- _DIRECTIVE_:
Extract each line of the records below that contains the word "Tháng".

- _DATA FOR PROCESSING_:
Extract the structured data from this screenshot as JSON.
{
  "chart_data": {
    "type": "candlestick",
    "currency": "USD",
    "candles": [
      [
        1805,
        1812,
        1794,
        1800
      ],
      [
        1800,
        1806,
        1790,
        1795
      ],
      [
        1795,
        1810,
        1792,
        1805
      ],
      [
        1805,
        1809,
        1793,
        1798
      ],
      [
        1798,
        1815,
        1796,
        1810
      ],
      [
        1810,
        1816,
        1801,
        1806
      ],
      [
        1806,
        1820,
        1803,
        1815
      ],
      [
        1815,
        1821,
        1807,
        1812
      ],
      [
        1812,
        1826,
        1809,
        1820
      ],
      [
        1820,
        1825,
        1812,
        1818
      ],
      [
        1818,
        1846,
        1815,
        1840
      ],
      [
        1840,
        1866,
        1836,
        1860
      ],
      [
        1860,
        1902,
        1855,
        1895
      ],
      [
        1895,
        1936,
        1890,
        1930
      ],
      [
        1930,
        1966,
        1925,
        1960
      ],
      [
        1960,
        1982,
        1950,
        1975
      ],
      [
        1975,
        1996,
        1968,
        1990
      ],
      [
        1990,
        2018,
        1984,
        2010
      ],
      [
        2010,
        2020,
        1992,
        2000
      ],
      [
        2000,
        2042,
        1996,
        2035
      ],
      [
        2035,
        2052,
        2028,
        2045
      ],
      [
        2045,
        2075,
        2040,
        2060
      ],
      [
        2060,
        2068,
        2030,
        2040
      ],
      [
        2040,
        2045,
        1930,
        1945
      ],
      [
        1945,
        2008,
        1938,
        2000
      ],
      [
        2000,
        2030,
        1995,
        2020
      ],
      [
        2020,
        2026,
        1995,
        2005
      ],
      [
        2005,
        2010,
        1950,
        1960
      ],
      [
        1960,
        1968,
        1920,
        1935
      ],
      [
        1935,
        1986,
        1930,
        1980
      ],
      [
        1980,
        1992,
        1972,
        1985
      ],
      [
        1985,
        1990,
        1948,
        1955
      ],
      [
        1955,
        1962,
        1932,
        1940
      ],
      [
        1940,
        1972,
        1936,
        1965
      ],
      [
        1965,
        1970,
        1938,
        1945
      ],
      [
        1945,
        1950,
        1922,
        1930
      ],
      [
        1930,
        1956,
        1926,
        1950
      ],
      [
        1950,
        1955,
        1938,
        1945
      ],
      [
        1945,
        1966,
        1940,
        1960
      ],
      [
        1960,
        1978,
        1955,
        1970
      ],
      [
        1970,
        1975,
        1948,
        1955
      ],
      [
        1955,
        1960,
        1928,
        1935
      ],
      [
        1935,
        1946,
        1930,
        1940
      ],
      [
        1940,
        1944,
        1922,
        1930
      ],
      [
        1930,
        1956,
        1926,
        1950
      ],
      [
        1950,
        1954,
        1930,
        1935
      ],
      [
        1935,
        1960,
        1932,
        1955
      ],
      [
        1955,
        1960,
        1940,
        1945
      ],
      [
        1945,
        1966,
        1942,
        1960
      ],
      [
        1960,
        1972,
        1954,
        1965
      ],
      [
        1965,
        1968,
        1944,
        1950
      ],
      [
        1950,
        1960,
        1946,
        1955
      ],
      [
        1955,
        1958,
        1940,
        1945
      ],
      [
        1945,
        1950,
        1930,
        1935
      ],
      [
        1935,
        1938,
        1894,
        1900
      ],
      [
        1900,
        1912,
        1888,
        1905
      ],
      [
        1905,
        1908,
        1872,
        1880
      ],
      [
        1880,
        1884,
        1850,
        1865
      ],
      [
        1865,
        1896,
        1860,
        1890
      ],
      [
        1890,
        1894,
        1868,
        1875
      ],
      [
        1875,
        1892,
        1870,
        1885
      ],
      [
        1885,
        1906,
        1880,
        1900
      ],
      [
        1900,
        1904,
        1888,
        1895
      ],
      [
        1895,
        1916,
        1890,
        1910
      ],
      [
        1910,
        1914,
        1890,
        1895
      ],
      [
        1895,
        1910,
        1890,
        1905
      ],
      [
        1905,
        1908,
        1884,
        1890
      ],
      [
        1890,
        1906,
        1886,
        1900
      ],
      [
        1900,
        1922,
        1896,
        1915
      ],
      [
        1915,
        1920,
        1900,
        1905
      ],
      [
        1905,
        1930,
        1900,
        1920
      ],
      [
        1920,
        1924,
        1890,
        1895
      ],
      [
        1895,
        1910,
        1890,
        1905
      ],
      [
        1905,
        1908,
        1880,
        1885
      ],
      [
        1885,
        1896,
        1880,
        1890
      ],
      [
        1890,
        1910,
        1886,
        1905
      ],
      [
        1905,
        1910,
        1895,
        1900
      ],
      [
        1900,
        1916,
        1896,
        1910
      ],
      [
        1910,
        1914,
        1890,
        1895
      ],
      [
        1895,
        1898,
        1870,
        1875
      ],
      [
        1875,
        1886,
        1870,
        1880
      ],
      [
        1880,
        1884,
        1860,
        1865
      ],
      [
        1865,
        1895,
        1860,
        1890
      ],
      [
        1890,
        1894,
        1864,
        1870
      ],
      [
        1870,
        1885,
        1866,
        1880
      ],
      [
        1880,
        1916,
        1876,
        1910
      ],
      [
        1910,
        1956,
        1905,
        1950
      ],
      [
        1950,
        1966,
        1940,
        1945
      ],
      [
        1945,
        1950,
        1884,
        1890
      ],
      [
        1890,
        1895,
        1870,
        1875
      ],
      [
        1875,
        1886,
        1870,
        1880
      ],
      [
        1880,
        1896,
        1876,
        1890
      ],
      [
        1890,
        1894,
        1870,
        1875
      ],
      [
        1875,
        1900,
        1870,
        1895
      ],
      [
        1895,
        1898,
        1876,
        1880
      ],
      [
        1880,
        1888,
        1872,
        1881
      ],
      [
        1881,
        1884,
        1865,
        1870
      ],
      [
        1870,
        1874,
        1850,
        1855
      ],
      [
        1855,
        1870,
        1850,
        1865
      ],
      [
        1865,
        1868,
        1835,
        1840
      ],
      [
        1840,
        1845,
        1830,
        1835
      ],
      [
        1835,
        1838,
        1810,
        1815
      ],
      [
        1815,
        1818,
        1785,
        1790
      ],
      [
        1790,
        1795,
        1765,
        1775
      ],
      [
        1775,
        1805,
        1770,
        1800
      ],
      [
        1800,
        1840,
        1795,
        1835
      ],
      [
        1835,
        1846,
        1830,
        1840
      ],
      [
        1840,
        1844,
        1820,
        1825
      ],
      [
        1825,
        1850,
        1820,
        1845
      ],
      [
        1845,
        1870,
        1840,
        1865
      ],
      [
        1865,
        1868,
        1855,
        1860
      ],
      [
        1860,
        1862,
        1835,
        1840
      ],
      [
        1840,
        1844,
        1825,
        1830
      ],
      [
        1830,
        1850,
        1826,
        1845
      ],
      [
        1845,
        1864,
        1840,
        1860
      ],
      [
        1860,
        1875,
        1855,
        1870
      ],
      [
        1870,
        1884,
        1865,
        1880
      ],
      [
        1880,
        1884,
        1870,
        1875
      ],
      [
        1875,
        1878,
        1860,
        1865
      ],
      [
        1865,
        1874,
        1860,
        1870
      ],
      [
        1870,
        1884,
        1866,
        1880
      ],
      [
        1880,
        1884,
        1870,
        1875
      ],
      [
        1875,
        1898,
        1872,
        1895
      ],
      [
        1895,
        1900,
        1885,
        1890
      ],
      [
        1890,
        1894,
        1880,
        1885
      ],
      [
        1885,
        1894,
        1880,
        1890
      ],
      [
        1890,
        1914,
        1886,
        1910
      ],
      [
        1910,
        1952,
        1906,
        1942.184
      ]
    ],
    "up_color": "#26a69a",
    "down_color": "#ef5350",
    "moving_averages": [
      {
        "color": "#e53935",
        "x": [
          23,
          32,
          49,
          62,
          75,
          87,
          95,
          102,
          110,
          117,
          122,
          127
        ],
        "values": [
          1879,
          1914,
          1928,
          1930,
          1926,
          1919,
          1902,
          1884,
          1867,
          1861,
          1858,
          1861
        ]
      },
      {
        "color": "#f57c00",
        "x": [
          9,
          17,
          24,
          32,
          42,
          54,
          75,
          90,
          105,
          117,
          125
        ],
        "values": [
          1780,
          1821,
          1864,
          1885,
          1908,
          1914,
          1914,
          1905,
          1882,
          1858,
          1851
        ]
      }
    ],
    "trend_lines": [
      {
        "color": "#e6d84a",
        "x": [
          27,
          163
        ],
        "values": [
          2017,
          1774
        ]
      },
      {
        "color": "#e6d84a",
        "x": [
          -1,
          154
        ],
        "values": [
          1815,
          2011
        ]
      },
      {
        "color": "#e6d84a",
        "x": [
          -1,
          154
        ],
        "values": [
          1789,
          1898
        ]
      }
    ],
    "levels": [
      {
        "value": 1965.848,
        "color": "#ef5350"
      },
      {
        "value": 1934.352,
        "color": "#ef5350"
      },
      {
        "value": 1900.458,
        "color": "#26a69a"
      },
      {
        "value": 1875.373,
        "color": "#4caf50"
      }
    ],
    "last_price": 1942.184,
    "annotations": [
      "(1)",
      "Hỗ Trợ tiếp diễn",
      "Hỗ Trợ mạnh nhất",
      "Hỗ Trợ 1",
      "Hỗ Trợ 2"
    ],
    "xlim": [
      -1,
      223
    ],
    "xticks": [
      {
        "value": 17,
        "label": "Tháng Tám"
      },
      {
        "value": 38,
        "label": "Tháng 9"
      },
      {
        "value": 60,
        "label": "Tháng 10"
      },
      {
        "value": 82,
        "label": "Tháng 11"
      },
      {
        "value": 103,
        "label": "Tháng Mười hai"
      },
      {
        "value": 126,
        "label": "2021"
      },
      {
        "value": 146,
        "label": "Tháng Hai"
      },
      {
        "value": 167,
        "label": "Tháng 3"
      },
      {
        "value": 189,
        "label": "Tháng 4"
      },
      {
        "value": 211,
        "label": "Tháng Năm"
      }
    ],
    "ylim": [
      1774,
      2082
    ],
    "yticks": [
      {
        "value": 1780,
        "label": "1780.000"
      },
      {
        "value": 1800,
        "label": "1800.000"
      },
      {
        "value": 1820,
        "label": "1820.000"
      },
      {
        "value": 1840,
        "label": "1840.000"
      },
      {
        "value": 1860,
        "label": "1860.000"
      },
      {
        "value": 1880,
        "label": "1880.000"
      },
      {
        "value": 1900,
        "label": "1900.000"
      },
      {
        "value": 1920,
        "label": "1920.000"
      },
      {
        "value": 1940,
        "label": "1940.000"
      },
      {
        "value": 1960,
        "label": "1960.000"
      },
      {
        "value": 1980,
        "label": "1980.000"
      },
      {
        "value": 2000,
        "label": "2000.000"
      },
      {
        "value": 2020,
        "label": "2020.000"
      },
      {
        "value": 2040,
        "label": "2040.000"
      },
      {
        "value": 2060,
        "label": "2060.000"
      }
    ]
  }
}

- _RESPONSE BELOW_:
        "label": "Tháng Tám"
        "label": "Tháng 9"
        "label": "Tháng 10"
        "label": "Tháng 11"
        "label": "Tháng Mười hai"
        "label": "Tháng Hai"
        "label": "Tháng 3"
        "label": "Tháng 4"
        "label": "Tháng Năm"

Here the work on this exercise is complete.